• What this task involves:
Transcribe the whole listing below without changing a word, but leave out every image.

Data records
▶

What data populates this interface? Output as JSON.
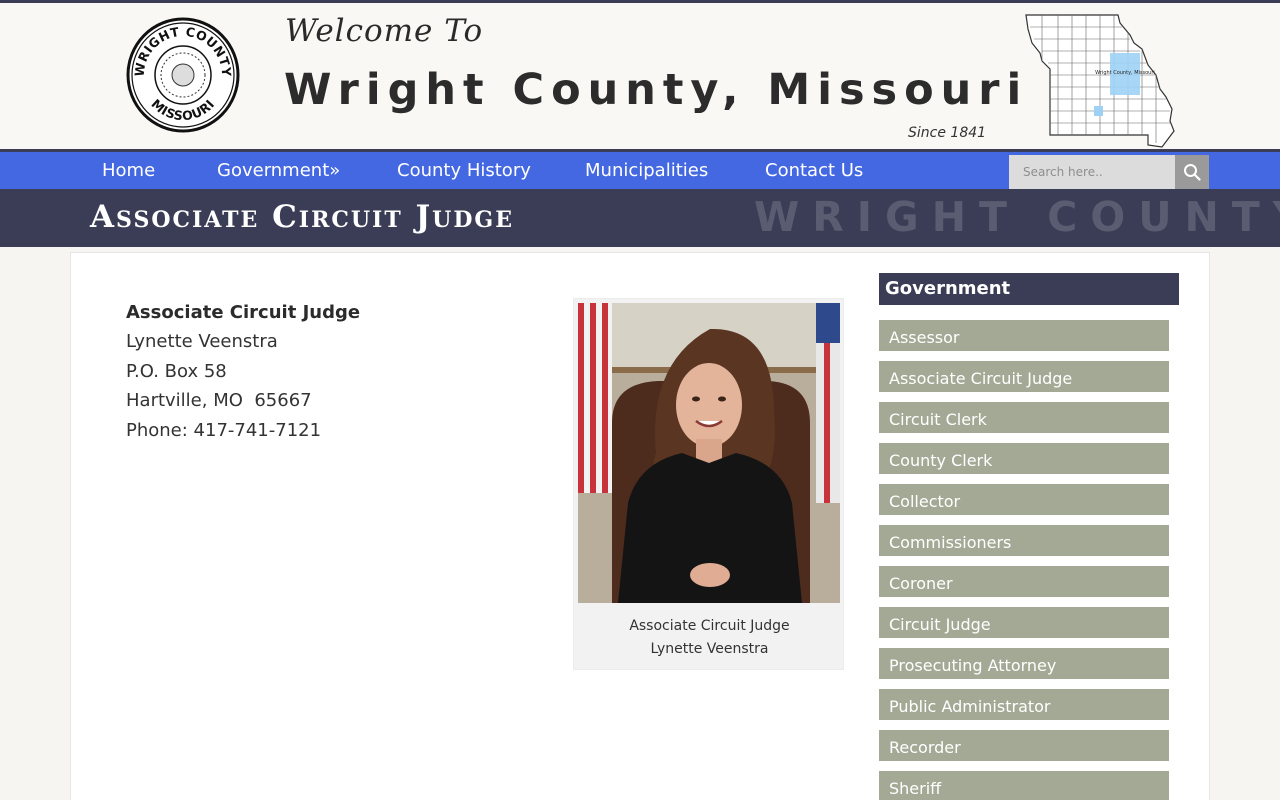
{
  "header": {
    "welcome": "Welcome To",
    "title": "Wright County, Missouri",
    "since": "Since 1841",
    "seal_text_top": "WRIGHT COUNTY",
    "seal_text_bottom": "MISSOURI",
    "map_label": "Wright County, Missouri"
  },
  "nav": {
    "items": [
      "Home",
      "Government»",
      "County History",
      "Municipalities",
      "Contact Us"
    ],
    "search_placeholder": "Search here.."
  },
  "page": {
    "title": "Associate Circuit Judge",
    "watermark": "WRIGHT COUNTY, MO"
  },
  "contact": {
    "heading": "Associate Circuit Judge",
    "name": "Lynette Veenstra",
    "address1": "P.O. Box 58",
    "address2": "Hartville, MO  65667",
    "phone": "Phone: 417-741-7121"
  },
  "photo": {
    "caption_line1": "Associate Circuit Judge",
    "caption_line2": "Lynette Veenstra"
  },
  "sidebar": {
    "heading": "Government",
    "items": [
      "Assessor",
      "Associate Circuit Judge",
      "Circuit Clerk",
      "County Clerk",
      "Collector",
      "Commissioners",
      "Coroner",
      "Circuit Judge",
      "Prosecuting Attorney",
      "Public Administrator",
      "Recorder",
      "Sheriff"
    ]
  },
  "colors": {
    "nav": "#4468e1",
    "band": "#3a3d55",
    "sidebar_item": "#a4a995"
  }
}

◀

• Complete response:
What data populates this interface? Output as JSON.
{
  "header": {
    "welcome": "Welcome To",
    "title": "Wright County, Missouri",
    "since": "Since 1841",
    "seal_text_top": "WRIGHT COUNTY",
    "seal_text_bottom": "MISSOURI",
    "map_label": "Wright County, Missouri"
  },
  "nav": {
    "items": [
      "Home",
      "Government»",
      "County History",
      "Municipalities",
      "Contact Us"
    ],
    "search_placeholder": "Search here.."
  },
  "page": {
    "title": "Associate Circuit Judge",
    "watermark": "WRIGHT COUNTY, MO"
  },
  "contact": {
    "heading": "Associate Circuit Judge",
    "name": "Lynette Veenstra",
    "address1": "P.O. Box 58",
    "address2": "Hartville, MO  65667",
    "phone": "Phone: 417-741-7121"
  },
  "photo": {
    "caption_line1": "Associate Circuit Judge",
    "caption_line2": "Lynette Veenstra"
  },
  "sidebar": {
    "heading": "Government",
    "items": [
      "Assessor",
      "Associate Circuit Judge",
      "Circuit Clerk",
      "County Clerk",
      "Collector",
      "Commissioners",
      "Coroner",
      "Circuit Judge",
      "Prosecuting Attorney",
      "Public Administrator",
      "Recorder",
      "Sheriff"
    ]
  },
  "colors": {
    "nav": "#4468e1",
    "band": "#3a3d55",
    "sidebar_item": "#a4a995"
  }
}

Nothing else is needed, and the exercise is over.